**Work instructions**
Give back the records below exactly, every one, with no pictures.

**Information supplied**

:::::

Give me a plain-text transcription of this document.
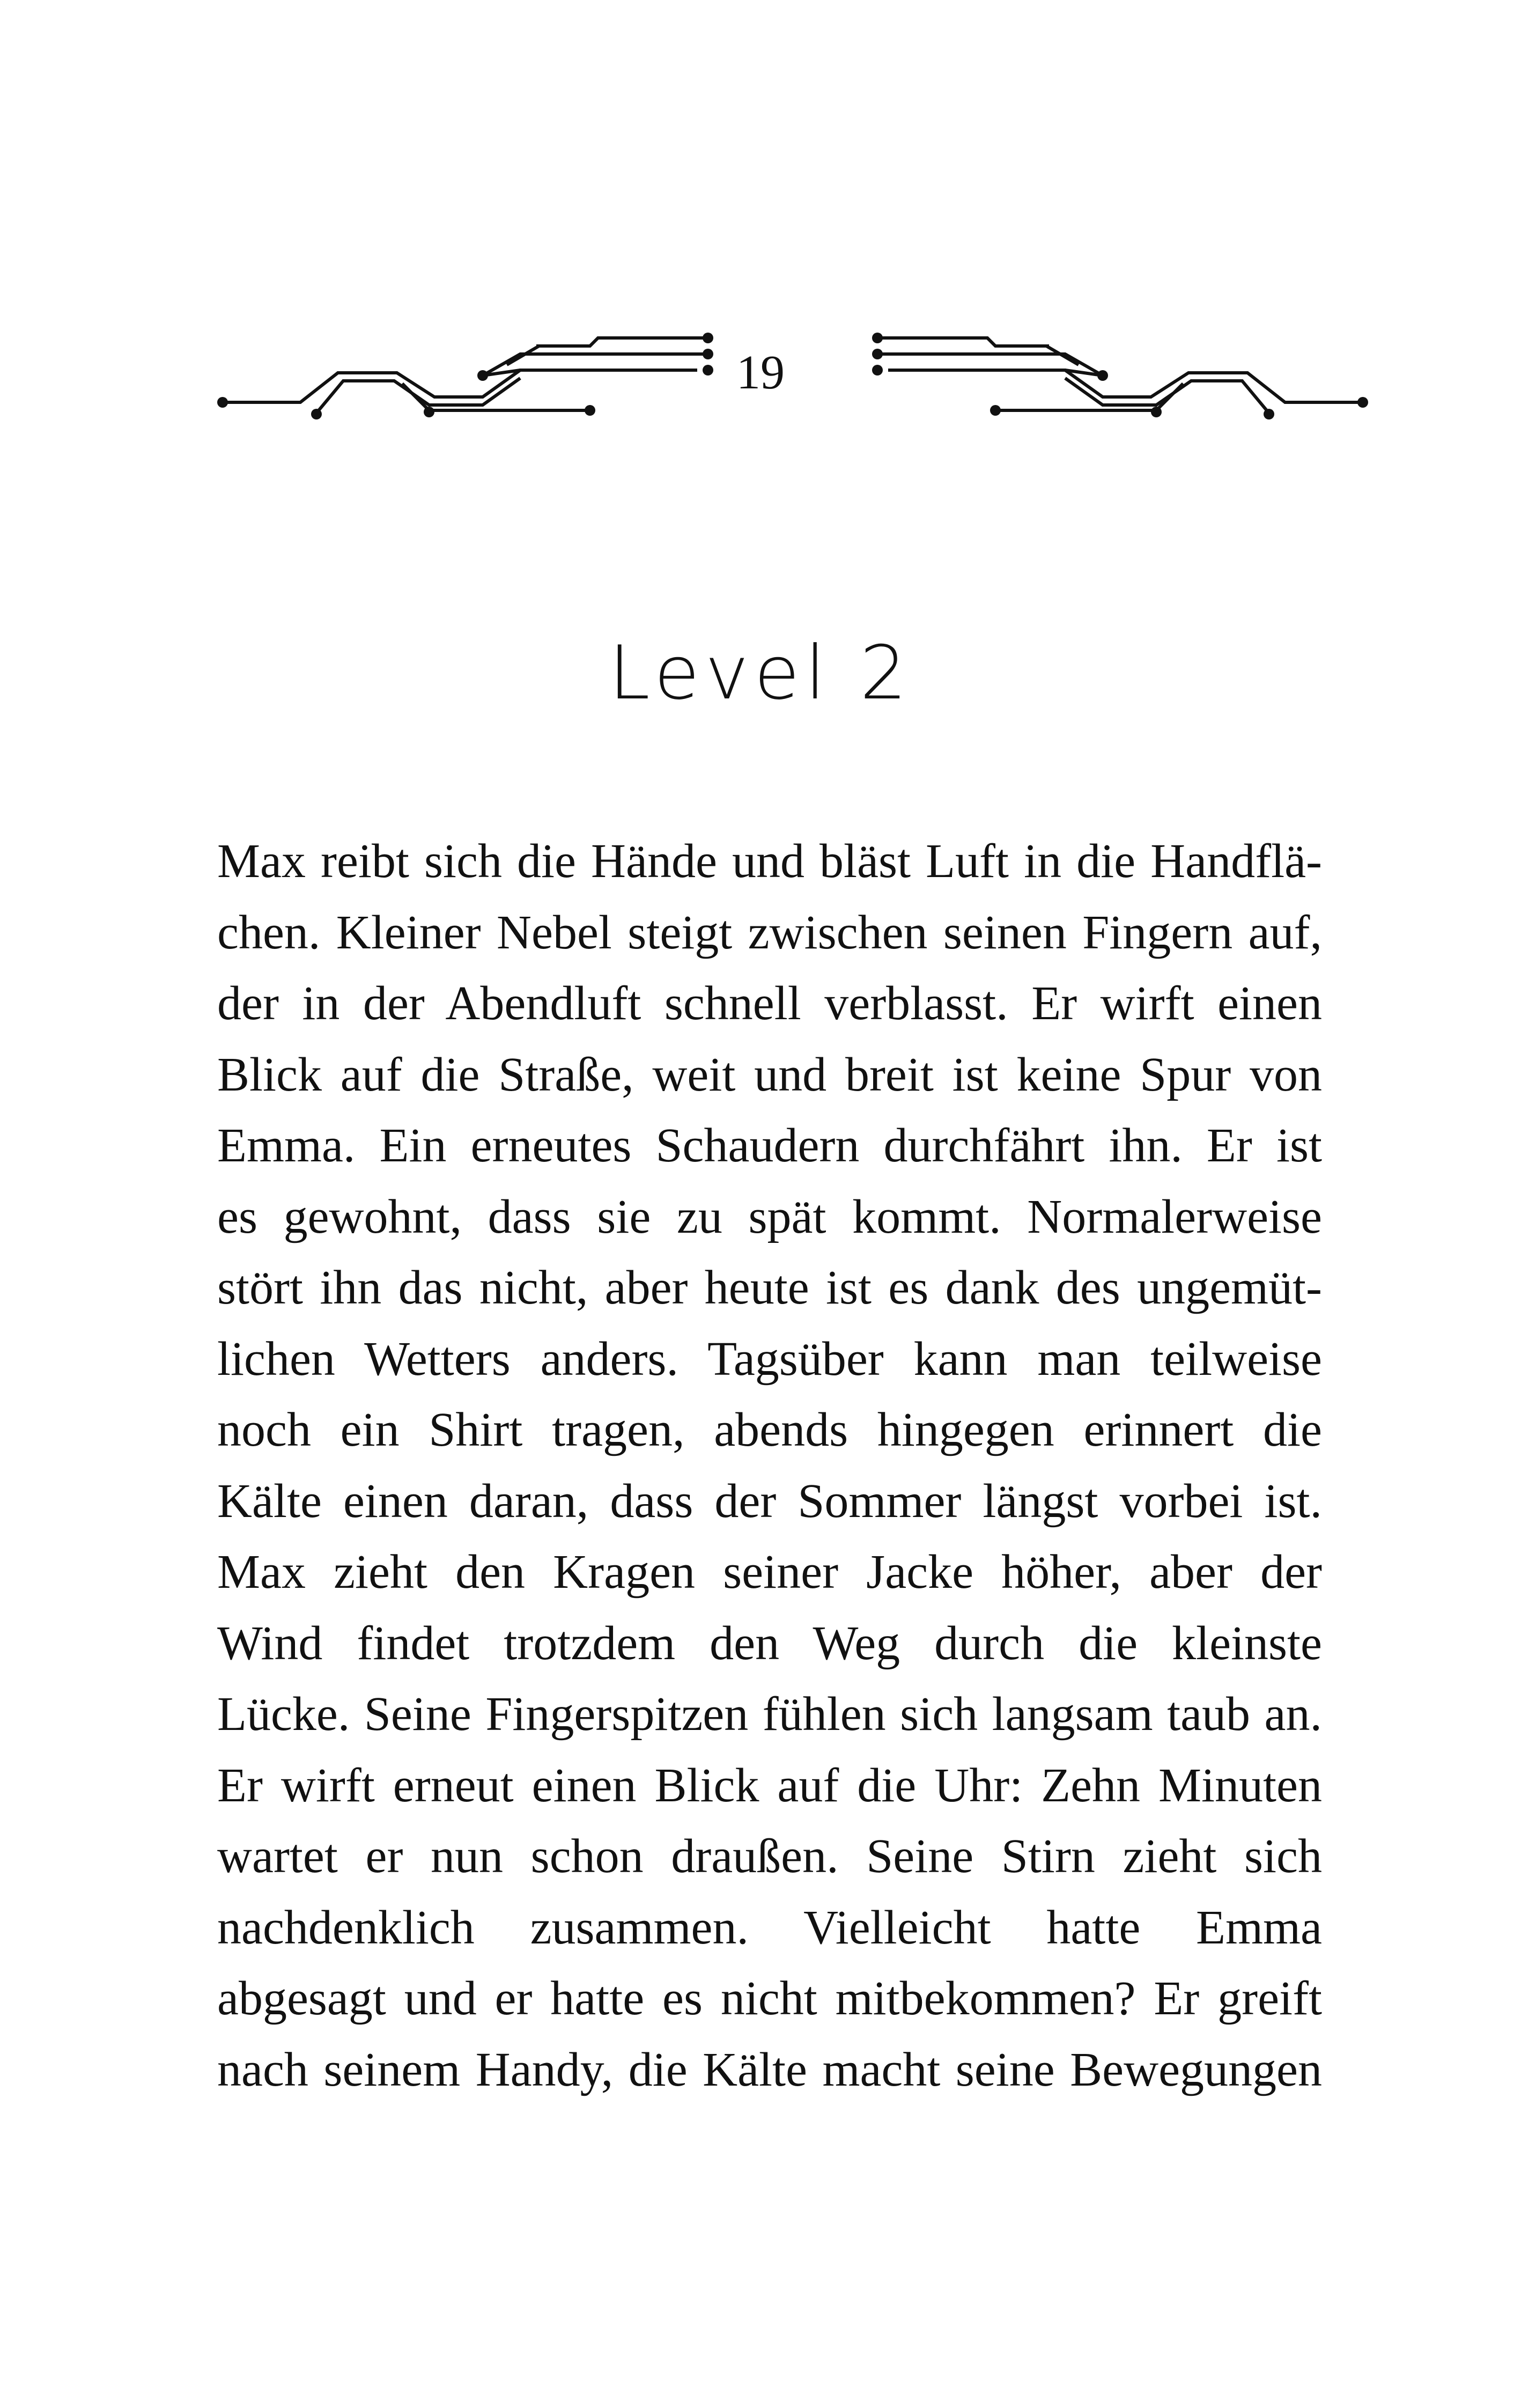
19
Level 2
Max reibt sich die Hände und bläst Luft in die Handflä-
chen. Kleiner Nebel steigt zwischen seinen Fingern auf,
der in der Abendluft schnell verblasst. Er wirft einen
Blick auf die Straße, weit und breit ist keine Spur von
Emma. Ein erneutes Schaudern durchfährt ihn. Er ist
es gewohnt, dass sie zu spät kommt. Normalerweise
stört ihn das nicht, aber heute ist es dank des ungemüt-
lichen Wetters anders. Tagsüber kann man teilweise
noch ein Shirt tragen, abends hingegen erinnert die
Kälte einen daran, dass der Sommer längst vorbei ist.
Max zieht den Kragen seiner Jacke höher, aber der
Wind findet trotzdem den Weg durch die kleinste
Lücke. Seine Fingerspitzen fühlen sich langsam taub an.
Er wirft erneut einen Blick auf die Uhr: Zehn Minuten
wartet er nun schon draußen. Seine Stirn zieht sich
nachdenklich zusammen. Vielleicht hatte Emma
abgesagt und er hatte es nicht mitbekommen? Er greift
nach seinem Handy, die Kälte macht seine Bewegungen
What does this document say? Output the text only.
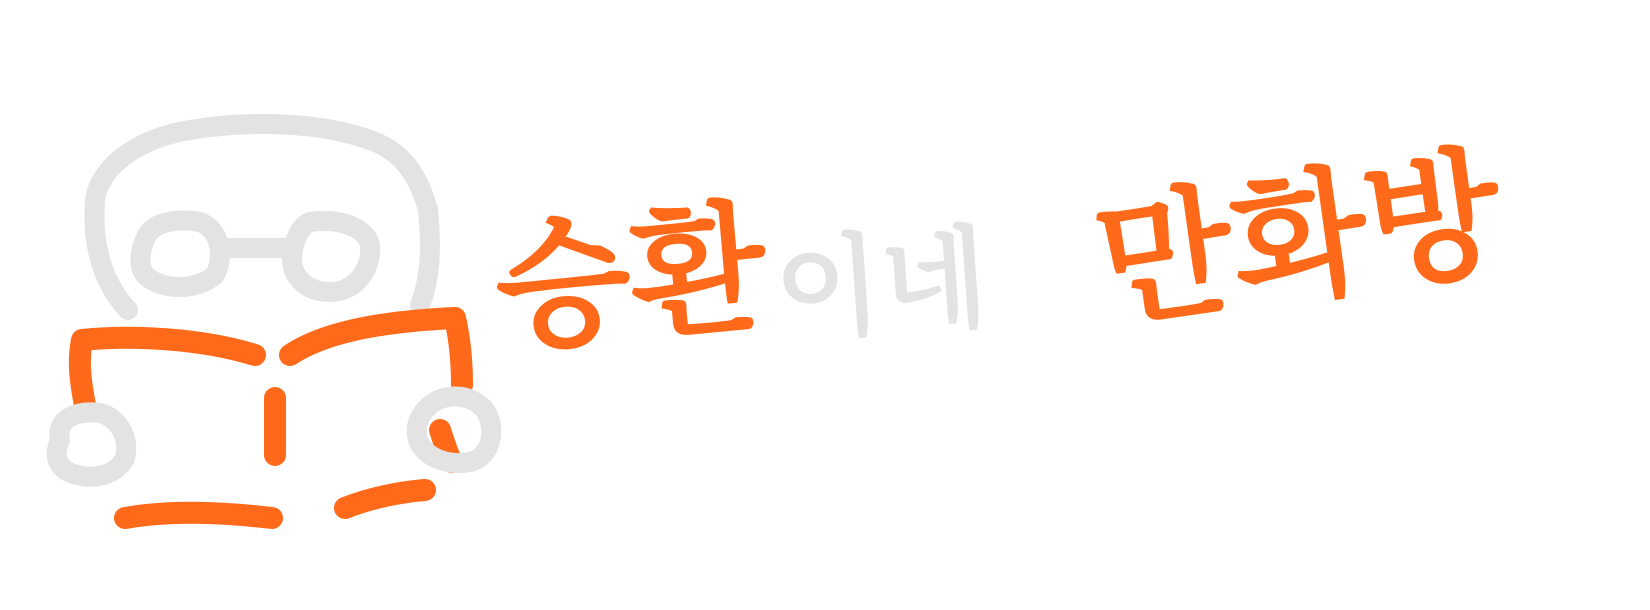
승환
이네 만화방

:::::

**Completed exercise**
Give me a plain-text transcription of this document.
19
Level 2
Max reibt sich die Hände und bläst Luft in die Handflä-
chen. Kleiner Nebel steigt zwischen seinen Fingern auf,
der in der Abendluft schnell verblasst. Er wirft einen
Blick auf die Straße, weit und breit ist keine Spur von
Emma. Ein erneutes Schaudern durchfährt ihn. Er ist
es gewohnt, dass sie zu spät kommt. Normalerweise
stört ihn das nicht, aber heute ist es dank des ungemüt-
lichen Wetters anders. Tagsüber kann man teilweise
noch ein Shirt tragen, abends hingegen erinnert die
Kälte einen daran, dass der Sommer längst vorbei ist.
Max zieht den Kragen seiner Jacke höher, aber der
Wind findet trotzdem den Weg durch die kleinste
Lücke. Seine Fingerspitzen fühlen sich langsam taub an.
Er wirft erneut einen Blick auf die Uhr: Zehn Minuten
wartet er nun schon draußen. Seine Stirn zieht sich
nachdenklich zusammen. Vielleicht hatte Emma
abgesagt und er hatte es nicht mitbekommen? Er greift
nach seinem Handy, die Kälte macht seine Bewegungen
What does this document say? Output the text only.
승환
이네 만화방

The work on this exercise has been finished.